Dataset entries:
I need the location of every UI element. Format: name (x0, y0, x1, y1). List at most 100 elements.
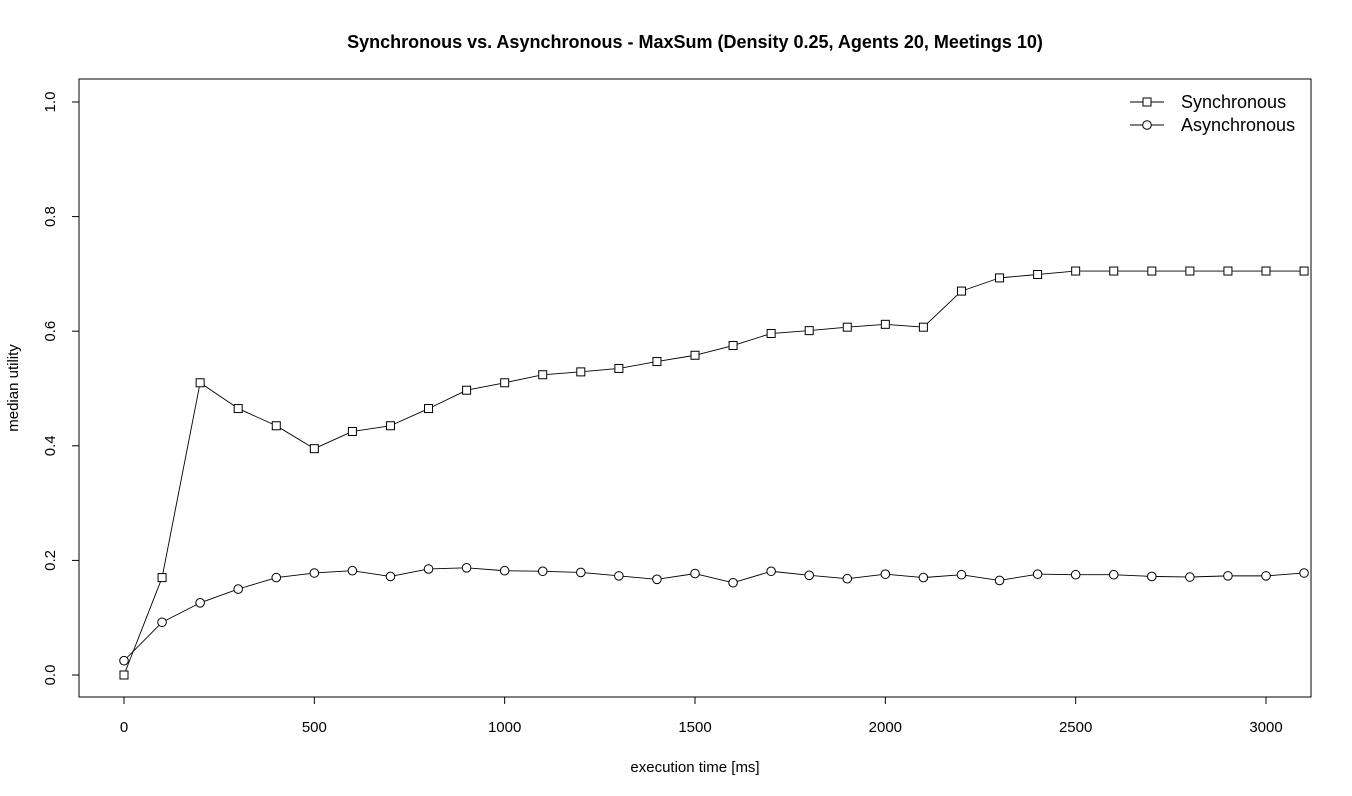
series-synchronous-segment (851, 324, 881, 328)
series-synchronous-segment (508, 375, 539, 383)
series-asynchronous-point (385, 571, 396, 582)
series-synchronous-point (347, 426, 357, 436)
series-asynchronous-segment (318, 570, 348, 574)
series-synchronous-point (804, 326, 814, 336)
series-asynchronous-segment (356, 570, 387, 577)
series-asynchronous-point (195, 598, 205, 608)
series-asynchronous-segment (394, 569, 425, 577)
series-synchronous (119, 266, 1309, 680)
series-asynchronous-point (1223, 571, 1233, 581)
y-tick-label: 0.4 (42, 435, 59, 456)
series-asynchronous-point (1108, 569, 1119, 580)
y-tick-label: 0.0 (42, 665, 59, 686)
series-asynchronous-point (347, 565, 358, 576)
series-synchronous-segment (889, 324, 919, 328)
series-asynchronous-point (1070, 569, 1081, 580)
series-asynchronous-segment (889, 574, 919, 578)
series-asynchronous-point (119, 655, 129, 666)
series-asynchronous-segment (813, 575, 843, 579)
legend-label: Synchronous (1181, 92, 1286, 112)
series-synchronous-point (1261, 266, 1271, 276)
series-asynchronous-segment (204, 590, 235, 602)
series-asynchronous-segment (126, 625, 160, 658)
y-axis-label: median utility (5, 344, 22, 432)
series-synchronous-segment (394, 409, 425, 425)
series-asynchronous-point (1147, 571, 1157, 582)
series-synchronous-segment (699, 346, 729, 355)
series-synchronous-point (995, 273, 1005, 283)
x-tick-label: 1000 (488, 719, 521, 736)
legend-label: Asynchronous (1181, 115, 1295, 135)
y-tick-label: 1.0 (42, 92, 59, 113)
series-synchronous-segment (623, 361, 653, 369)
series-synchronous-segment (318, 432, 349, 448)
series-synchronous-segment (279, 427, 311, 447)
series-synchronous-point (1033, 269, 1043, 279)
series-synchronous-segment (926, 293, 959, 325)
series-asynchronous-point (461, 563, 472, 573)
series-asynchronous-point (994, 575, 1005, 586)
series-synchronous-segment (162, 387, 200, 574)
series-synchronous-segment (585, 368, 615, 372)
plot-frame (78, 78, 1312, 698)
series-asynchronous-point (880, 569, 891, 579)
series-asynchronous-point (271, 572, 282, 583)
series-synchronous-point (956, 286, 966, 296)
series-asynchronous-segment (661, 573, 691, 580)
series-synchronous-point (728, 341, 738, 351)
series-asynchronous-segment (1003, 574, 1034, 581)
series-asynchronous-point (309, 568, 320, 578)
series-synchronous-point (652, 357, 662, 367)
series-asynchronous-point (652, 574, 662, 585)
x-axis: 0 500 1000 1500 2000 2500 3000 (120, 697, 1283, 736)
x-tick-label: 3000 (1249, 719, 1282, 736)
series-synchronous-point (538, 370, 548, 380)
series-synchronous-point (195, 378, 205, 388)
series-synchronous-segment (356, 425, 387, 432)
series-synchronous-point (614, 363, 624, 373)
series-layer (119, 266, 1309, 680)
series-asynchronous-point (1261, 571, 1271, 581)
series-asynchronous-segment (699, 574, 729, 583)
series-synchronous-point (918, 322, 928, 332)
series-synchronous-point (119, 670, 129, 680)
series-asynchronous-segment (927, 574, 958, 578)
series-asynchronous-segment (623, 575, 653, 580)
series-asynchronous-point (233, 584, 243, 594)
series-asynchronous-segment (1118, 574, 1148, 577)
series-asynchronous-segment (775, 571, 805, 576)
series-synchronous-point (576, 367, 586, 377)
series-asynchronous-point (842, 573, 853, 584)
series-synchronous-segment (775, 330, 805, 334)
series-synchronous-segment (547, 371, 577, 375)
series-synchronous-point (385, 421, 395, 431)
series-asynchronous-segment (433, 567, 463, 570)
series-asynchronous-point (499, 565, 510, 576)
series-synchronous-segment (965, 278, 996, 291)
series-asynchronous-segment (280, 573, 310, 578)
legend-circle-marker (1142, 120, 1152, 130)
legend-item-asynchronous: Asynchronous (1130, 115, 1295, 135)
series-asynchronous-point (423, 564, 434, 574)
series-synchronous-point (880, 319, 890, 329)
series-synchronous-point (233, 404, 243, 414)
y-tick-label: 0.2 (42, 550, 59, 571)
x-tick-label: 1500 (678, 719, 711, 736)
x-axis-label: execution time [ms] (630, 759, 759, 776)
series-asynchronous-point (537, 566, 548, 577)
series-asynchronous-segment (851, 574, 881, 579)
series-asynchronous-point (956, 569, 967, 580)
series-synchronous-point (424, 404, 434, 414)
series-synchronous-segment (203, 384, 235, 407)
series-synchronous-point (271, 421, 281, 431)
y-axis: 0.0 0.2 0.4 0.6 0.8 1.0 (42, 92, 79, 686)
series-asynchronous-segment (242, 578, 273, 589)
series-synchronous-point (690, 350, 700, 360)
series-asynchronous-point (804, 570, 815, 581)
legend-square-marker (1142, 97, 1152, 107)
x-tick-label: 500 (302, 719, 327, 736)
series-asynchronous-segment (737, 572, 767, 582)
series-synchronous-point (1147, 266, 1157, 276)
series-synchronous-point (462, 385, 472, 395)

WHAT THIS TASK INVOLVES: Can you format the records above as a numbered list, leaving out blank lines, starting at the line containing "series-synchronous-segment (851, 324, 881, 328)" and ending at the line containing "series-asynchronous-point (271, 572, 282, 583)"?

TASK OUTPUT:
1. series-synchronous-segment (851, 324, 881, 328)
2. series-synchronous-segment (508, 375, 539, 383)
3. series-asynchronous-point (385, 571, 396, 582)
4. series-synchronous-point (347, 426, 357, 436)
5. series-asynchronous-segment (318, 570, 348, 574)
6. series-synchronous-point (804, 326, 814, 336)
7. series-asynchronous-segment (356, 570, 387, 577)
8. series-asynchronous-point (195, 598, 205, 608)
9. series-asynchronous-segment (394, 569, 425, 577)
10. series-synchronous (119, 266, 1309, 680)
11. series-asynchronous-point (1223, 571, 1233, 581)
12. y-tick-label: 0.4 (42, 435, 59, 456)
13. series-asynchronous-point (1108, 569, 1119, 580)
14. y-tick-label: 0.0 (42, 665, 59, 686)
15. series-asynchronous-point (347, 565, 358, 576)
16. series-synchronous-segment (889, 324, 919, 328)
17. series-asynchronous-point (1070, 569, 1081, 580)
18. series-asynchronous-segment (889, 574, 919, 578)
19. series-asynchronous-point (119, 655, 129, 666)
20. series-asynchronous-segment (813, 575, 843, 579)
21. legend-label: Synchronous (1181, 92, 1286, 112)
22. series-synchronous-point (1261, 266, 1271, 276)
23. series-asynchronous-segment (204, 590, 235, 602)
24. series-asynchronous-segment (126, 625, 160, 658)
25. y-axis-label: median utility (5, 344, 22, 432)
26. series-synchronous-segment (394, 409, 425, 425)
27. series-asynchronous-point (1147, 571, 1157, 582)
28. series-synchronous-segment (699, 346, 729, 355)
29. series-synchronous-point (995, 273, 1005, 283)
30. x-tick-label: 1000 (488, 719, 521, 736)
31. legend-label: Asynchronous (1181, 115, 1295, 135)
32. y-tick-label: 1.0 (42, 92, 59, 113)
33. series-synchronous-segment (623, 361, 653, 369)
34. series-synchronous-segment (318, 432, 349, 448)
35. series-synchronous-segment (279, 427, 311, 447)
36. series-synchronous-point (1033, 269, 1043, 279)
37. series-synchronous-segment (926, 293, 959, 325)
38. series-asynchronous-point (461, 563, 472, 573)
39. series-asynchronous-point (994, 575, 1005, 586)
40. series-synchronous-segment (162, 387, 200, 574)
41. series-synchronous-segment (585, 368, 615, 372)
42. plot-frame (78, 78, 1312, 698)
43. series-asynchronous-point (880, 569, 891, 579)
44. series-asynchronous-point (271, 572, 282, 583)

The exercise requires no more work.